- Data to process:
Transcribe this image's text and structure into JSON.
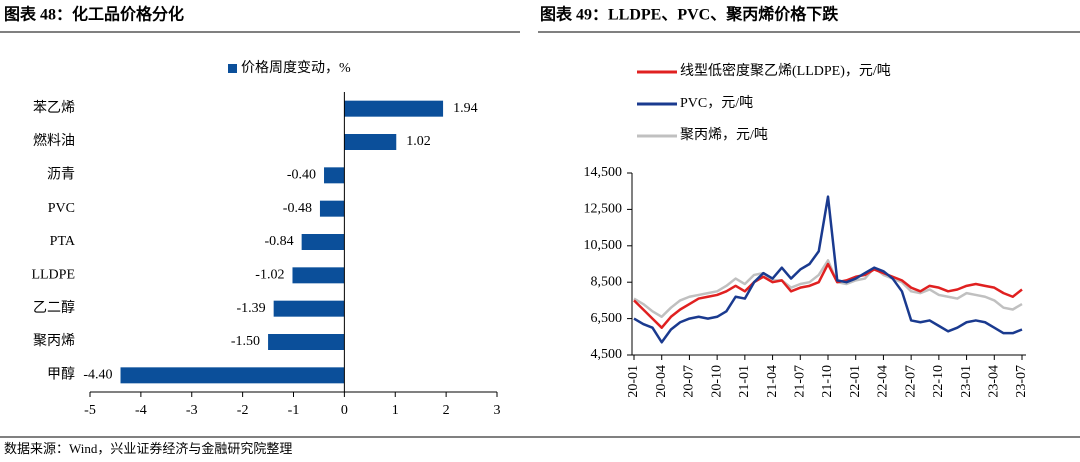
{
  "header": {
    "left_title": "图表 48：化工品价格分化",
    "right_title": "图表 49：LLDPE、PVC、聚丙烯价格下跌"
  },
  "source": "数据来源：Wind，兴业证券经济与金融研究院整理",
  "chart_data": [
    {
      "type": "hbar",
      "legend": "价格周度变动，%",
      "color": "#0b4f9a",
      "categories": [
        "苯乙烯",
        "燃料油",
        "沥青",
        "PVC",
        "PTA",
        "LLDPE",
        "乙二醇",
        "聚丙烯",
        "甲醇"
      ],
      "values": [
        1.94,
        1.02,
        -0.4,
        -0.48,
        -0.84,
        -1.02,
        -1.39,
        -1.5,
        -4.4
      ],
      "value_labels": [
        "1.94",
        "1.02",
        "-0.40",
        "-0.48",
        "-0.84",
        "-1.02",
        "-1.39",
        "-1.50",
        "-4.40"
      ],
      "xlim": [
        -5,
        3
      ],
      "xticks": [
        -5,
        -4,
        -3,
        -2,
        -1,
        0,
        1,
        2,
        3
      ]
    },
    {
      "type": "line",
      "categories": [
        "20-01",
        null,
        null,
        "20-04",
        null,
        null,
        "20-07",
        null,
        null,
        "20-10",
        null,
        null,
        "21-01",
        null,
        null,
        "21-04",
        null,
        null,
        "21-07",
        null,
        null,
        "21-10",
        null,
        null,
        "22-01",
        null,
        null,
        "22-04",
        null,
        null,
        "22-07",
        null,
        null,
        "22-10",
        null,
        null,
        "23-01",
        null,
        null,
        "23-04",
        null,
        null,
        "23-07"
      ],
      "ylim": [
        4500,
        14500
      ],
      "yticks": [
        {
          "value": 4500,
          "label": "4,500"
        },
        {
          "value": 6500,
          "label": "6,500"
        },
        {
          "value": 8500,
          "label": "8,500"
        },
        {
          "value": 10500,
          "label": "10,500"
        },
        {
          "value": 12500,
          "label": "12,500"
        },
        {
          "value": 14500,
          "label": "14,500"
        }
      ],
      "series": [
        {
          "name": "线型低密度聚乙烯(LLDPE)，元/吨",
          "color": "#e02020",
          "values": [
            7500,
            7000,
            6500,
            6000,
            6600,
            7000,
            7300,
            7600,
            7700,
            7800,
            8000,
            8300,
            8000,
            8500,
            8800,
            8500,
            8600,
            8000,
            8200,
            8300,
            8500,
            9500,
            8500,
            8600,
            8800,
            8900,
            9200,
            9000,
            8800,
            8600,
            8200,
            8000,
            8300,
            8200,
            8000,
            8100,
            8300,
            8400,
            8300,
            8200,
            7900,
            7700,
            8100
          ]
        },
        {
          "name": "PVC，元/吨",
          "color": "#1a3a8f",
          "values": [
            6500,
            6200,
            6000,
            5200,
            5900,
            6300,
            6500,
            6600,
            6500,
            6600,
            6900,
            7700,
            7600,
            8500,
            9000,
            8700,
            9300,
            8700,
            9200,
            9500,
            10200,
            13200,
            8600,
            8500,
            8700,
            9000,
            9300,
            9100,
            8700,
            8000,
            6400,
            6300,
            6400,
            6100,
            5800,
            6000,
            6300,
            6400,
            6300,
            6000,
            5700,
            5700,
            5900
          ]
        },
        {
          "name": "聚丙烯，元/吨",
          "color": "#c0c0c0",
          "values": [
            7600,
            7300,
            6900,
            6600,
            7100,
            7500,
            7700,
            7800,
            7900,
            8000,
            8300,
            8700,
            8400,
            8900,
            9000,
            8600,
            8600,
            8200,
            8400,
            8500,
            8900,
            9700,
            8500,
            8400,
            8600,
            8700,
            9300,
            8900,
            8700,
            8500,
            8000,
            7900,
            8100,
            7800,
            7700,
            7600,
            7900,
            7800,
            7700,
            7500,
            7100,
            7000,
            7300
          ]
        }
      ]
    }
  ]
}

- Exercise brief: All records above are to be printed exactly, minus the pictures they contain.

- Task result:
Transcribe this image's text and structure into JSON.
{
  "header": {
    "left_title": "图表 48：化工品价格分化",
    "right_title": "图表 49：LLDPE、PVC、聚丙烯价格下跌"
  },
  "source": "数据来源：Wind，兴业证券经济与金融研究院整理",
  "chart_data": [
    {
      "type": "hbar",
      "legend": "价格周度变动，%",
      "color": "#0b4f9a",
      "categories": [
        "苯乙烯",
        "燃料油",
        "沥青",
        "PVC",
        "PTA",
        "LLDPE",
        "乙二醇",
        "聚丙烯",
        "甲醇"
      ],
      "values": [
        1.94,
        1.02,
        -0.4,
        -0.48,
        -0.84,
        -1.02,
        -1.39,
        -1.5,
        -4.4
      ],
      "value_labels": [
        "1.94",
        "1.02",
        "-0.40",
        "-0.48",
        "-0.84",
        "-1.02",
        "-1.39",
        "-1.50",
        "-4.40"
      ],
      "xlim": [
        -5,
        3
      ],
      "xticks": [
        -5,
        -4,
        -3,
        -2,
        -1,
        0,
        1,
        2,
        3
      ]
    },
    {
      "type": "line",
      "categories": [
        "20-01",
        null,
        null,
        "20-04",
        null,
        null,
        "20-07",
        null,
        null,
        "20-10",
        null,
        null,
        "21-01",
        null,
        null,
        "21-04",
        null,
        null,
        "21-07",
        null,
        null,
        "21-10",
        null,
        null,
        "22-01",
        null,
        null,
        "22-04",
        null,
        null,
        "22-07",
        null,
        null,
        "22-10",
        null,
        null,
        "23-01",
        null,
        null,
        "23-04",
        null,
        null,
        "23-07"
      ],
      "ylim": [
        4500,
        14500
      ],
      "yticks": [
        {
          "value": 4500,
          "label": "4,500"
        },
        {
          "value": 6500,
          "label": "6,500"
        },
        {
          "value": 8500,
          "label": "8,500"
        },
        {
          "value": 10500,
          "label": "10,500"
        },
        {
          "value": 12500,
          "label": "12,500"
        },
        {
          "value": 14500,
          "label": "14,500"
        }
      ],
      "series": [
        {
          "name": "线型低密度聚乙烯(LLDPE)，元/吨",
          "color": "#e02020",
          "values": [
            7500,
            7000,
            6500,
            6000,
            6600,
            7000,
            7300,
            7600,
            7700,
            7800,
            8000,
            8300,
            8000,
            8500,
            8800,
            8500,
            8600,
            8000,
            8200,
            8300,
            8500,
            9500,
            8500,
            8600,
            8800,
            8900,
            9200,
            9000,
            8800,
            8600,
            8200,
            8000,
            8300,
            8200,
            8000,
            8100,
            8300,
            8400,
            8300,
            8200,
            7900,
            7700,
            8100
          ]
        },
        {
          "name": "PVC，元/吨",
          "color": "#1a3a8f",
          "values": [
            6500,
            6200,
            6000,
            5200,
            5900,
            6300,
            6500,
            6600,
            6500,
            6600,
            6900,
            7700,
            7600,
            8500,
            9000,
            8700,
            9300,
            8700,
            9200,
            9500,
            10200,
            13200,
            8600,
            8500,
            8700,
            9000,
            9300,
            9100,
            8700,
            8000,
            6400,
            6300,
            6400,
            6100,
            5800,
            6000,
            6300,
            6400,
            6300,
            6000,
            5700,
            5700,
            5900
          ]
        },
        {
          "name": "聚丙烯，元/吨",
          "color": "#c0c0c0",
          "values": [
            7600,
            7300,
            6900,
            6600,
            7100,
            7500,
            7700,
            7800,
            7900,
            8000,
            8300,
            8700,
            8400,
            8900,
            9000,
            8600,
            8600,
            8200,
            8400,
            8500,
            8900,
            9700,
            8500,
            8400,
            8600,
            8700,
            9300,
            8900,
            8700,
            8500,
            8000,
            7900,
            8100,
            7800,
            7700,
            7600,
            7900,
            7800,
            7700,
            7500,
            7100,
            7000,
            7300
          ]
        }
      ]
    }
  ]
}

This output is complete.